▶ [Exercise task]:
Copy every line of the data that includes the string "Paris".

▶ [Dataset rows]:

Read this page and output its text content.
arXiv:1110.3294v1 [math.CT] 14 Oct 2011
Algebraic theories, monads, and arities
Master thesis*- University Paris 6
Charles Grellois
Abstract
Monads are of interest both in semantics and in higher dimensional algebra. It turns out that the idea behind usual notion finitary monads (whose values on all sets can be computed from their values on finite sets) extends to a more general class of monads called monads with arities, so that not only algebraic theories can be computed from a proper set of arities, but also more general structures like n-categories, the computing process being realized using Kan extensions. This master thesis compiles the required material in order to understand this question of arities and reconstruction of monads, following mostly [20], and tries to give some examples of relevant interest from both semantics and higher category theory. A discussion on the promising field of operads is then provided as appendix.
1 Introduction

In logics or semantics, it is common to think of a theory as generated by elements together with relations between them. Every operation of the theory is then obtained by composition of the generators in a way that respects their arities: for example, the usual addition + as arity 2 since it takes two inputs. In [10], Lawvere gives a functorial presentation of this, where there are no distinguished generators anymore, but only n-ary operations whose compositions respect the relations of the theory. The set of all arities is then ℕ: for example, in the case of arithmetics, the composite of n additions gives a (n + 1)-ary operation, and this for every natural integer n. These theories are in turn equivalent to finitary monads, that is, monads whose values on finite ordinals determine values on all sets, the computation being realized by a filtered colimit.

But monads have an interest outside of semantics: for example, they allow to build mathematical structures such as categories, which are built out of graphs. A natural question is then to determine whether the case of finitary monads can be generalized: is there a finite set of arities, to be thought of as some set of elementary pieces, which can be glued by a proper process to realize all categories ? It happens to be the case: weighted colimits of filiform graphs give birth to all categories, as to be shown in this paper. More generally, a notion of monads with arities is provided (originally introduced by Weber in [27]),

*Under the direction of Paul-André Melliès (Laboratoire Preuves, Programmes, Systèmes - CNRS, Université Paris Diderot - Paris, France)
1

▶ [Answer]:
Master thesis*- University Paris 6
*Under the direction of Paul-André Melliès (Laboratoire Preuves, Programmes, Systèmes - CNRS, Université Paris Diderot - Paris, France)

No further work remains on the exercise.